START Recorded data
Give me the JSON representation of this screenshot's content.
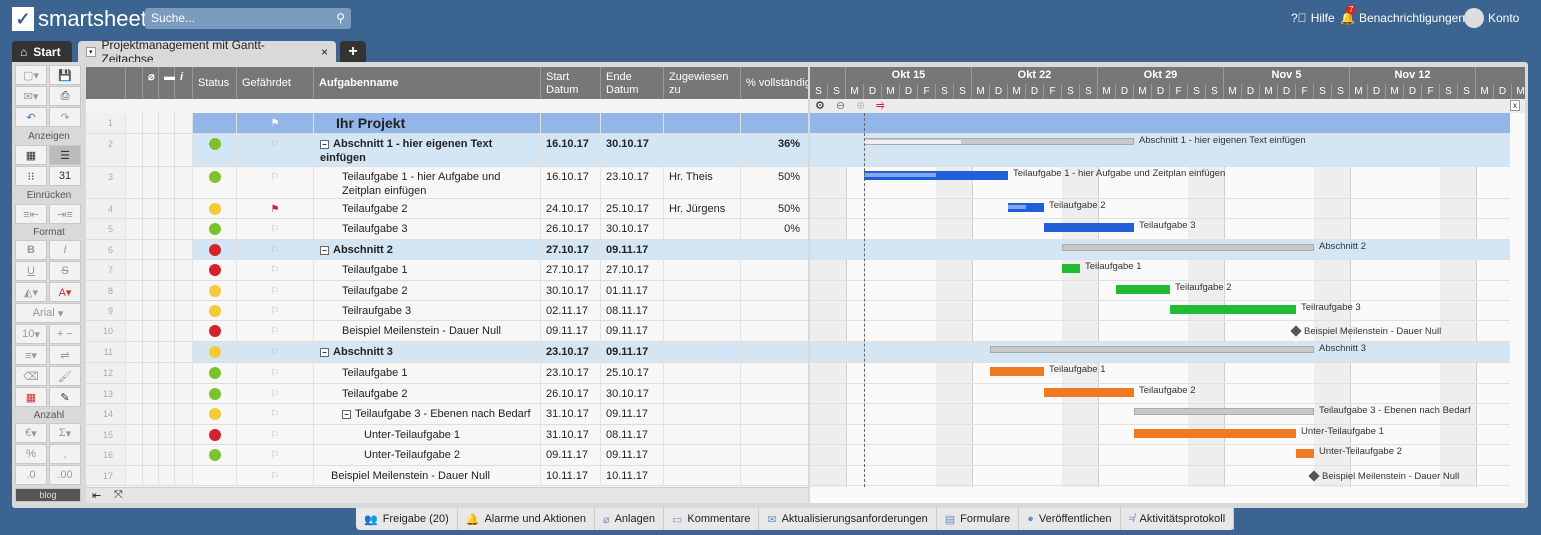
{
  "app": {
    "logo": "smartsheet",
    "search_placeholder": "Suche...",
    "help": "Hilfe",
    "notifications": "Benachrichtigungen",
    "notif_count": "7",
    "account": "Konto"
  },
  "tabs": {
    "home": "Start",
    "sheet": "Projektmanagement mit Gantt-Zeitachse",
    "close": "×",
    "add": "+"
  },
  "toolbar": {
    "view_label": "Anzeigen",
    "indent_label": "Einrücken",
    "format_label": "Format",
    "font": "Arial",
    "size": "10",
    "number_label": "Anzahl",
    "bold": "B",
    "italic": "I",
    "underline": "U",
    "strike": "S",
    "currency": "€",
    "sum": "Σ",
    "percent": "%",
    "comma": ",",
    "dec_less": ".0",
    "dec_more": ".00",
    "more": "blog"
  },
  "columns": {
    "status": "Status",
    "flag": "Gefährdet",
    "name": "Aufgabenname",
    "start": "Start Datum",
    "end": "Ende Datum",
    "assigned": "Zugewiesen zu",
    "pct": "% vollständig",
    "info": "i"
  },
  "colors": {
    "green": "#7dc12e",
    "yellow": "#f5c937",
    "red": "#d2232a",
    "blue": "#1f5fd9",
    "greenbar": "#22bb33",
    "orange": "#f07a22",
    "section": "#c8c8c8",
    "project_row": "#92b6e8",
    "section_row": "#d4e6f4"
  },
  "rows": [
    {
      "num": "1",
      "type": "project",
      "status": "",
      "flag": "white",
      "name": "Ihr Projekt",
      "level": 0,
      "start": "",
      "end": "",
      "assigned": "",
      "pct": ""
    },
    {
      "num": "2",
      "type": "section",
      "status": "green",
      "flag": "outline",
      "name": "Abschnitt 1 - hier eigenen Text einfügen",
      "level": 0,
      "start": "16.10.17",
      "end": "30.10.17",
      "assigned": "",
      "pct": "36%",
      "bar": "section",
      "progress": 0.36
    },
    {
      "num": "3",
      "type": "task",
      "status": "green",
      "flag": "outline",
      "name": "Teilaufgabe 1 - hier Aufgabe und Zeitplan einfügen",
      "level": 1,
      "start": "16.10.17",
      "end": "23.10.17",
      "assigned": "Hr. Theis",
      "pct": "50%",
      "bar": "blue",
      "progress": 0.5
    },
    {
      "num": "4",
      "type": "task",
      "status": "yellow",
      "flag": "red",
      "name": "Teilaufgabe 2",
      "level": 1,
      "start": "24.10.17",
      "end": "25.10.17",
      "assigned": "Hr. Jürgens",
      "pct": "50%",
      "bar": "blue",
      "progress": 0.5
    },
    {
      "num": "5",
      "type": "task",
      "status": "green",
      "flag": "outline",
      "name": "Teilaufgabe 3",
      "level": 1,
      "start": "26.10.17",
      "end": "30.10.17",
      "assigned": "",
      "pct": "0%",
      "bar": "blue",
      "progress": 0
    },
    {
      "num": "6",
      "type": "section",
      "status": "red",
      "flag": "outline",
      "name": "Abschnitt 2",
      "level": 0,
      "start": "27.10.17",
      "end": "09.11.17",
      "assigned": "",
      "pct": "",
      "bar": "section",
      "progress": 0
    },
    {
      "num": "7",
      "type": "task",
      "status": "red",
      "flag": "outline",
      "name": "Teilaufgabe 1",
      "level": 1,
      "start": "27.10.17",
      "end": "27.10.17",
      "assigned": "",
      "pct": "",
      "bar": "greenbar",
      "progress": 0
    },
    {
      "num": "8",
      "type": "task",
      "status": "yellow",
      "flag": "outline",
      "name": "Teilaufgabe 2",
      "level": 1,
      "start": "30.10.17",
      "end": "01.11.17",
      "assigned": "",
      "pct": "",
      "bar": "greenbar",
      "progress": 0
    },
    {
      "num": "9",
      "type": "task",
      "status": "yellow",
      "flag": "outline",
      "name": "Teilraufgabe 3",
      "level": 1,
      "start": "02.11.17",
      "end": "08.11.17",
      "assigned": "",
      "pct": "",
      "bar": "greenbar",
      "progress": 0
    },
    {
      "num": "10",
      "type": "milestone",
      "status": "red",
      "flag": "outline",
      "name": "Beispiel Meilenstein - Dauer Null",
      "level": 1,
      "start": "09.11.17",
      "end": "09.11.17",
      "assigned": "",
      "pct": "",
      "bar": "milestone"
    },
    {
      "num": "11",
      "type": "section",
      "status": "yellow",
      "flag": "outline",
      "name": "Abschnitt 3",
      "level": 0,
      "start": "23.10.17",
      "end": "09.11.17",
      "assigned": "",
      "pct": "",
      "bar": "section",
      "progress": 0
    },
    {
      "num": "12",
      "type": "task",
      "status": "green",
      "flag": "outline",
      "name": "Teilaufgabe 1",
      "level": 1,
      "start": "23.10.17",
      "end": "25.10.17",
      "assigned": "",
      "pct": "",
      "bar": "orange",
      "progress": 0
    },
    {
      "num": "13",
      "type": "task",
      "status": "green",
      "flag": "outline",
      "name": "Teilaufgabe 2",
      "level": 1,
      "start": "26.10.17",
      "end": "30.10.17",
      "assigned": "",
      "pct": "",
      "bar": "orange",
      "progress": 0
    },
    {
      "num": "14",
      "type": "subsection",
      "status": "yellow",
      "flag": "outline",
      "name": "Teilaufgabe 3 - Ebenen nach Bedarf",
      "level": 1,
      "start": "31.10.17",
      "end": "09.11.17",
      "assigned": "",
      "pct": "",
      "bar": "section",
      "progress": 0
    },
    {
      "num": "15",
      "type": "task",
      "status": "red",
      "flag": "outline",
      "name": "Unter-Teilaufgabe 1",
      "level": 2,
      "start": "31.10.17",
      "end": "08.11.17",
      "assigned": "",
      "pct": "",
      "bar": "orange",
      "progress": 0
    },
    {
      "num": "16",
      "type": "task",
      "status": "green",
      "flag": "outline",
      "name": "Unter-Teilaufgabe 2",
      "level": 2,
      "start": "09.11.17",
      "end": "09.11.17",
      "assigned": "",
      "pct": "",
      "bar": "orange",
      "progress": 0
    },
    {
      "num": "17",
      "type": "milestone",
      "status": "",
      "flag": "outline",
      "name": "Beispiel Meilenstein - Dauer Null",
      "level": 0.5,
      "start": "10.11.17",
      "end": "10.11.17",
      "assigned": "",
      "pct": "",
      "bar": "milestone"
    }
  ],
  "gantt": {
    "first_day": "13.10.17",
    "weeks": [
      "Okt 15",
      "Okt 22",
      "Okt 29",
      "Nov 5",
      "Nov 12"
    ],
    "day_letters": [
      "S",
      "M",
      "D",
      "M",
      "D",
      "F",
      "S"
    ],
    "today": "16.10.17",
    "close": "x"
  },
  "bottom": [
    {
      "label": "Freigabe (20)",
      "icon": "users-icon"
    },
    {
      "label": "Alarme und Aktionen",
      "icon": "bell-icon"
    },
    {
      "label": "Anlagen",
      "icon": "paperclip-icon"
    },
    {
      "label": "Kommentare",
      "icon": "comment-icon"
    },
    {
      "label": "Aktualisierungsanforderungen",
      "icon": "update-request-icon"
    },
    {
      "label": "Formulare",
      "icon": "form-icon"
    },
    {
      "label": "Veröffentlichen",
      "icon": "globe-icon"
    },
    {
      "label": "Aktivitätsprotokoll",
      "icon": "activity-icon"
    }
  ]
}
END Recorded data
# What you should do
Restate the full listing verbatim and drop every picture.

# Solution to the exercise
Give me the JSON representation of this screenshot's content.
{
  "app": {
    "logo": "smartsheet",
    "search_placeholder": "Suche...",
    "help": "Hilfe",
    "notifications": "Benachrichtigungen",
    "notif_count": "7",
    "account": "Konto"
  },
  "tabs": {
    "home": "Start",
    "sheet": "Projektmanagement mit Gantt-Zeitachse",
    "close": "×",
    "add": "+"
  },
  "toolbar": {
    "view_label": "Anzeigen",
    "indent_label": "Einrücken",
    "format_label": "Format",
    "font": "Arial",
    "size": "10",
    "number_label": "Anzahl",
    "bold": "B",
    "italic": "I",
    "underline": "U",
    "strike": "S",
    "currency": "€",
    "sum": "Σ",
    "percent": "%",
    "comma": ",",
    "dec_less": ".0",
    "dec_more": ".00",
    "more": "blog"
  },
  "columns": {
    "status": "Status",
    "flag": "Gefährdet",
    "name": "Aufgabenname",
    "start": "Start Datum",
    "end": "Ende Datum",
    "assigned": "Zugewiesen zu",
    "pct": "% vollständig",
    "info": "i"
  },
  "colors": {
    "green": "#7dc12e",
    "yellow": "#f5c937",
    "red": "#d2232a",
    "blue": "#1f5fd9",
    "greenbar": "#22bb33",
    "orange": "#f07a22",
    "section": "#c8c8c8",
    "project_row": "#92b6e8",
    "section_row": "#d4e6f4"
  },
  "rows": [
    {
      "num": "1",
      "type": "project",
      "status": "",
      "flag": "white",
      "name": "Ihr Projekt",
      "level": 0,
      "start": "",
      "end": "",
      "assigned": "",
      "pct": ""
    },
    {
      "num": "2",
      "type": "section",
      "status": "green",
      "flag": "outline",
      "name": "Abschnitt 1 - hier eigenen Text einfügen",
      "level": 0,
      "start": "16.10.17",
      "end": "30.10.17",
      "assigned": "",
      "pct": "36%",
      "bar": "section",
      "progress": 0.36
    },
    {
      "num": "3",
      "type": "task",
      "status": "green",
      "flag": "outline",
      "name": "Teilaufgabe 1 - hier Aufgabe und Zeitplan einfügen",
      "level": 1,
      "start": "16.10.17",
      "end": "23.10.17",
      "assigned": "Hr. Theis",
      "pct": "50%",
      "bar": "blue",
      "progress": 0.5
    },
    {
      "num": "4",
      "type": "task",
      "status": "yellow",
      "flag": "red",
      "name": "Teilaufgabe 2",
      "level": 1,
      "start": "24.10.17",
      "end": "25.10.17",
      "assigned": "Hr. Jürgens",
      "pct": "50%",
      "bar": "blue",
      "progress": 0.5
    },
    {
      "num": "5",
      "type": "task",
      "status": "green",
      "flag": "outline",
      "name": "Teilaufgabe 3",
      "level": 1,
      "start": "26.10.17",
      "end": "30.10.17",
      "assigned": "",
      "pct": "0%",
      "bar": "blue",
      "progress": 0
    },
    {
      "num": "6",
      "type": "section",
      "status": "red",
      "flag": "outline",
      "name": "Abschnitt 2",
      "level": 0,
      "start": "27.10.17",
      "end": "09.11.17",
      "assigned": "",
      "pct": "",
      "bar": "section",
      "progress": 0
    },
    {
      "num": "7",
      "type": "task",
      "status": "red",
      "flag": "outline",
      "name": "Teilaufgabe 1",
      "level": 1,
      "start": "27.10.17",
      "end": "27.10.17",
      "assigned": "",
      "pct": "",
      "bar": "greenbar",
      "progress": 0
    },
    {
      "num": "8",
      "type": "task",
      "status": "yellow",
      "flag": "outline",
      "name": "Teilaufgabe 2",
      "level": 1,
      "start": "30.10.17",
      "end": "01.11.17",
      "assigned": "",
      "pct": "",
      "bar": "greenbar",
      "progress": 0
    },
    {
      "num": "9",
      "type": "task",
      "status": "yellow",
      "flag": "outline",
      "name": "Teilraufgabe 3",
      "level": 1,
      "start": "02.11.17",
      "end": "08.11.17",
      "assigned": "",
      "pct": "",
      "bar": "greenbar",
      "progress": 0
    },
    {
      "num": "10",
      "type": "milestone",
      "status": "red",
      "flag": "outline",
      "name": "Beispiel Meilenstein - Dauer Null",
      "level": 1,
      "start": "09.11.17",
      "end": "09.11.17",
      "assigned": "",
      "pct": "",
      "bar": "milestone"
    },
    {
      "num": "11",
      "type": "section",
      "status": "yellow",
      "flag": "outline",
      "name": "Abschnitt 3",
      "level": 0,
      "start": "23.10.17",
      "end": "09.11.17",
      "assigned": "",
      "pct": "",
      "bar": "section",
      "progress": 0
    },
    {
      "num": "12",
      "type": "task",
      "status": "green",
      "flag": "outline",
      "name": "Teilaufgabe 1",
      "level": 1,
      "start": "23.10.17",
      "end": "25.10.17",
      "assigned": "",
      "pct": "",
      "bar": "orange",
      "progress": 0
    },
    {
      "num": "13",
      "type": "task",
      "status": "green",
      "flag": "outline",
      "name": "Teilaufgabe 2",
      "level": 1,
      "start": "26.10.17",
      "end": "30.10.17",
      "assigned": "",
      "pct": "",
      "bar": "orange",
      "progress": 0
    },
    {
      "num": "14",
      "type": "subsection",
      "status": "yellow",
      "flag": "outline",
      "name": "Teilaufgabe 3 - Ebenen nach Bedarf",
      "level": 1,
      "start": "31.10.17",
      "end": "09.11.17",
      "assigned": "",
      "pct": "",
      "bar": "section",
      "progress": 0
    },
    {
      "num": "15",
      "type": "task",
      "status": "red",
      "flag": "outline",
      "name": "Unter-Teilaufgabe 1",
      "level": 2,
      "start": "31.10.17",
      "end": "08.11.17",
      "assigned": "",
      "pct": "",
      "bar": "orange",
      "progress": 0
    },
    {
      "num": "16",
      "type": "task",
      "status": "green",
      "flag": "outline",
      "name": "Unter-Teilaufgabe 2",
      "level": 2,
      "start": "09.11.17",
      "end": "09.11.17",
      "assigned": "",
      "pct": "",
      "bar": "orange",
      "progress": 0
    },
    {
      "num": "17",
      "type": "milestone",
      "status": "",
      "flag": "outline",
      "name": "Beispiel Meilenstein - Dauer Null",
      "level": 0.5,
      "start": "10.11.17",
      "end": "10.11.17",
      "assigned": "",
      "pct": "",
      "bar": "milestone"
    }
  ],
  "gantt": {
    "first_day": "13.10.17",
    "weeks": [
      "Okt 15",
      "Okt 22",
      "Okt 29",
      "Nov 5",
      "Nov 12"
    ],
    "day_letters": [
      "S",
      "M",
      "D",
      "M",
      "D",
      "F",
      "S"
    ],
    "today": "16.10.17",
    "close": "x"
  },
  "bottom": [
    {
      "label": "Freigabe (20)",
      "icon": "users-icon"
    },
    {
      "label": "Alarme und Aktionen",
      "icon": "bell-icon"
    },
    {
      "label": "Anlagen",
      "icon": "paperclip-icon"
    },
    {
      "label": "Kommentare",
      "icon": "comment-icon"
    },
    {
      "label": "Aktualisierungsanforderungen",
      "icon": "update-request-icon"
    },
    {
      "label": "Formulare",
      "icon": "form-icon"
    },
    {
      "label": "Veröffentlichen",
      "icon": "globe-icon"
    },
    {
      "label": "Aktivitätsprotokoll",
      "icon": "activity-icon"
    }
  ]
}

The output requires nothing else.